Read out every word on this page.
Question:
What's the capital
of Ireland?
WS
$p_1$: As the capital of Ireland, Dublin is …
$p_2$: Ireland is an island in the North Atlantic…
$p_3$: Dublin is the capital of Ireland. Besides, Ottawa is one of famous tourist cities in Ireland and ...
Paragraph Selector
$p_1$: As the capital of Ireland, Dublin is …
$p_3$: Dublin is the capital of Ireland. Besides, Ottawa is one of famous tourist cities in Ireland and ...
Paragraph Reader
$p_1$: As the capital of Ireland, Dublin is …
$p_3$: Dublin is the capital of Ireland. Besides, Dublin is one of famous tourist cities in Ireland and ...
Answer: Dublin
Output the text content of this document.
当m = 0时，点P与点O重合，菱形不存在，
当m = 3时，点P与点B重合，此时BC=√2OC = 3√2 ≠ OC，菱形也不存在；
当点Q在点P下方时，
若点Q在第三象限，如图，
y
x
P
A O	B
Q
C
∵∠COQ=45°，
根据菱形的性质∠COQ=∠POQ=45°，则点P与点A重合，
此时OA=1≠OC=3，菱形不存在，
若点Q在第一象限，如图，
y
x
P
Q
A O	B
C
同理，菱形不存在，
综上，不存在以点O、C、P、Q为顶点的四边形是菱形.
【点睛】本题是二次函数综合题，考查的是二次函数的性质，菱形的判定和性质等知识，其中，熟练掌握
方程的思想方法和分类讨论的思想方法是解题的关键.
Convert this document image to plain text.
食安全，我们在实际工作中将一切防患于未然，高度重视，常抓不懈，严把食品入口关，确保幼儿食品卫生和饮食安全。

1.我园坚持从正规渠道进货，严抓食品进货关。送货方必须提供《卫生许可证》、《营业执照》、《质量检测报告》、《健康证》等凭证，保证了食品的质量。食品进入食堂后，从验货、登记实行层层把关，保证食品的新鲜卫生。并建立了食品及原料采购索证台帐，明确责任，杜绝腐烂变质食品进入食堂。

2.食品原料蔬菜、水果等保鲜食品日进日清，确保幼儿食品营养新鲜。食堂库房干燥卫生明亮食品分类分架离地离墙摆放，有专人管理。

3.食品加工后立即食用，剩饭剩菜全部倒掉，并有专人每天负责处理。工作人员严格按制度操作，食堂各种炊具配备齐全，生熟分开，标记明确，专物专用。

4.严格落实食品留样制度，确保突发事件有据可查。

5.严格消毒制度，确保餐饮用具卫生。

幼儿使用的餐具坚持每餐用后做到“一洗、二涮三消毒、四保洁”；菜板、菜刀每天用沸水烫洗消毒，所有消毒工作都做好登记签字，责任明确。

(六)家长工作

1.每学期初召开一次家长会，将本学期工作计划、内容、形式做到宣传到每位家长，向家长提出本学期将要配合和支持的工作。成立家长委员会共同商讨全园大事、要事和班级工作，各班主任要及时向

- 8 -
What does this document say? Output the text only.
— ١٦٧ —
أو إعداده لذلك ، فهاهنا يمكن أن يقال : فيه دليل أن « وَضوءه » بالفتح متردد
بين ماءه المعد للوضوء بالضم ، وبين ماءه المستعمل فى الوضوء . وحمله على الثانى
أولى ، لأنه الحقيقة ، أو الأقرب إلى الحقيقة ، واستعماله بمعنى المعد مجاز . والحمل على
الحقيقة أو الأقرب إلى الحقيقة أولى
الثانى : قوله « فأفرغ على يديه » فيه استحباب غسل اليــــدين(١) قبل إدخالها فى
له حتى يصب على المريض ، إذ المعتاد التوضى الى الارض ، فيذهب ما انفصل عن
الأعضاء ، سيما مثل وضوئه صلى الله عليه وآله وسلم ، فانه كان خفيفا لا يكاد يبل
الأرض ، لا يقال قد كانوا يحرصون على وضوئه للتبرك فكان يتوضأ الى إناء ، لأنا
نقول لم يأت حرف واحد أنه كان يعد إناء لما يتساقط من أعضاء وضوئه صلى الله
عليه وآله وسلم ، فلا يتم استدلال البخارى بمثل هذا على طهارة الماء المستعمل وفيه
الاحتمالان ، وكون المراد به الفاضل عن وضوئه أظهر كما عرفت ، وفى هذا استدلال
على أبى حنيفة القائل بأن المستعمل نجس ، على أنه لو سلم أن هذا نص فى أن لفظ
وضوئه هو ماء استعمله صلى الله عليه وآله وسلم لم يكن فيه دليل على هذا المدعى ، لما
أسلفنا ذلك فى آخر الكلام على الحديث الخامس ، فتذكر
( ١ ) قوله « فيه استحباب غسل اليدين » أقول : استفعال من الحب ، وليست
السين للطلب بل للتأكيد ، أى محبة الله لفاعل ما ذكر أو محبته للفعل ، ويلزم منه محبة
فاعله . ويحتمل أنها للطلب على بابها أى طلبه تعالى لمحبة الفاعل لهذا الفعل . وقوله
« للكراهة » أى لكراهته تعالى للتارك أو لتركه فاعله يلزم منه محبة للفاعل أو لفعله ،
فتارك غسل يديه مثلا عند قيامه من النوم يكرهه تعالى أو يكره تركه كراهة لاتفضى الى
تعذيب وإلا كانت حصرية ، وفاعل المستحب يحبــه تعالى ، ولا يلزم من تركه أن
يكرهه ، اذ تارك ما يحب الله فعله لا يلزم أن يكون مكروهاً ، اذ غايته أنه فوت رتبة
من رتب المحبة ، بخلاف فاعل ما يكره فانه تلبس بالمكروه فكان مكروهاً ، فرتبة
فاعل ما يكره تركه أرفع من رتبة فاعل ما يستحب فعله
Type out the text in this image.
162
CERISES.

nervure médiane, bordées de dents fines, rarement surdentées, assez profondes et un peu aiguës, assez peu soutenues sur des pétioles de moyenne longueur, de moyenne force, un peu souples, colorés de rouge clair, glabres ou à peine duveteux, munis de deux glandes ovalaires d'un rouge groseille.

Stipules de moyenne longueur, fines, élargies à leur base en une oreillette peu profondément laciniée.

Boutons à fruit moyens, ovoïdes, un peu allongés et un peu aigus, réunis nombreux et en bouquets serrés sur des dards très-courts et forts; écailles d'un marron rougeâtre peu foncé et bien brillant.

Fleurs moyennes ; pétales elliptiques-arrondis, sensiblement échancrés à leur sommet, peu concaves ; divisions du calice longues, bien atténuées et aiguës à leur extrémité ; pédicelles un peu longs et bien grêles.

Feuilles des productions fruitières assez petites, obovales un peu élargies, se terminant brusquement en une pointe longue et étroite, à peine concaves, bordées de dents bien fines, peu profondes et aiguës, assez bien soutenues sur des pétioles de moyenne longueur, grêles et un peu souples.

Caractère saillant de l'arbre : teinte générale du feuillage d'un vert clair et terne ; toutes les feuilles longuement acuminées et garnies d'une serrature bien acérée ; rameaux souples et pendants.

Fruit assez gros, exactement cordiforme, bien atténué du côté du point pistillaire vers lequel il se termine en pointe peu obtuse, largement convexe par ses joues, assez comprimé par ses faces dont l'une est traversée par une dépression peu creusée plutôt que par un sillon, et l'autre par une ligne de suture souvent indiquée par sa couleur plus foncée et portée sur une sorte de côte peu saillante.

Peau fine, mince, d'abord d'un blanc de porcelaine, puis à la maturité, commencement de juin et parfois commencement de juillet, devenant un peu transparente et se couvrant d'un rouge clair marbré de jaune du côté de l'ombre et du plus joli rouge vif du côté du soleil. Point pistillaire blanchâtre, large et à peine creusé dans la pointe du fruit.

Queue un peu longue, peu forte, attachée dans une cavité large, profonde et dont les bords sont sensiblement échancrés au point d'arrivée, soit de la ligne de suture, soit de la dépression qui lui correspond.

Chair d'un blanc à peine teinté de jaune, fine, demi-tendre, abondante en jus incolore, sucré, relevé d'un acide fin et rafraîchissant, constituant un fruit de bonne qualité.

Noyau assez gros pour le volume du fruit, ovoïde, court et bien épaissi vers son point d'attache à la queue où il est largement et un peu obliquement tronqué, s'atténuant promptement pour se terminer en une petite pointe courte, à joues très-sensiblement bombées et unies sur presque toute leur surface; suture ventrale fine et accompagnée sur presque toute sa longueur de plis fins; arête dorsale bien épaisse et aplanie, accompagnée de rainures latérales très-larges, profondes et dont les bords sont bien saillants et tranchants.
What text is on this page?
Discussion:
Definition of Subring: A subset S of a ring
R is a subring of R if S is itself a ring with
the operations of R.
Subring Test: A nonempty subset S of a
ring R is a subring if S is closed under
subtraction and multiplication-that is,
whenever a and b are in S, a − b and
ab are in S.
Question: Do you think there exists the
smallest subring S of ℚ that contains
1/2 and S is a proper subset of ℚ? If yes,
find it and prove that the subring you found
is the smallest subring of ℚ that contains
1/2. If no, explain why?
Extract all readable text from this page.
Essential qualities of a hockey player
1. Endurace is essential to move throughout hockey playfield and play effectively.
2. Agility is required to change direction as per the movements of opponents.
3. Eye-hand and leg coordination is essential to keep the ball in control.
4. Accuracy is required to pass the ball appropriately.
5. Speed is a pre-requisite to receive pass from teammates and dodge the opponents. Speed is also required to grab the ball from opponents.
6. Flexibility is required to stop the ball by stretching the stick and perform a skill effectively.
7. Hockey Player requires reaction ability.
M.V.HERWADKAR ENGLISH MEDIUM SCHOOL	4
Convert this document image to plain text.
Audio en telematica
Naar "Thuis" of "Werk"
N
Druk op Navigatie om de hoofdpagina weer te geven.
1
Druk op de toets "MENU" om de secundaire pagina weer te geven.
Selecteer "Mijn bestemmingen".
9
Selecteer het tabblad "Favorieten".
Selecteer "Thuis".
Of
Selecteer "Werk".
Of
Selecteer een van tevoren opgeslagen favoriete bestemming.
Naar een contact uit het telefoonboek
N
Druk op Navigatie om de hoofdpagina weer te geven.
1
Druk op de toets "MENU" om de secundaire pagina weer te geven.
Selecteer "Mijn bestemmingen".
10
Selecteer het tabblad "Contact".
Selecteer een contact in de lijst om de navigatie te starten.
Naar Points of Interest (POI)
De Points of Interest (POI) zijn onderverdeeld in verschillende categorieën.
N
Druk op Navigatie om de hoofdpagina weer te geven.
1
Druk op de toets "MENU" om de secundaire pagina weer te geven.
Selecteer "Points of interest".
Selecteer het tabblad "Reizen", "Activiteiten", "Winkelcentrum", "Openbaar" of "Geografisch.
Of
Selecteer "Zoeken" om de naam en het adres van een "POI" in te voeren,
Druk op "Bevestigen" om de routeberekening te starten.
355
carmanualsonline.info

▸ **INSTRUCTIONS TO FOLLOW**: Find the word "فاعله" in the entries above and gather every line that holds it.

▸ **TASK RESULT**:
فاعله . ويحتمل أنها للطلب على بابها أى طلبه تعالى لمحبة الفاعل لهذا الفعل . وقوله
« للكراهة » أى لكراهته تعالى للتارك أو لتركه فاعله يلزم منه محبة للفاعل أو لفعله ،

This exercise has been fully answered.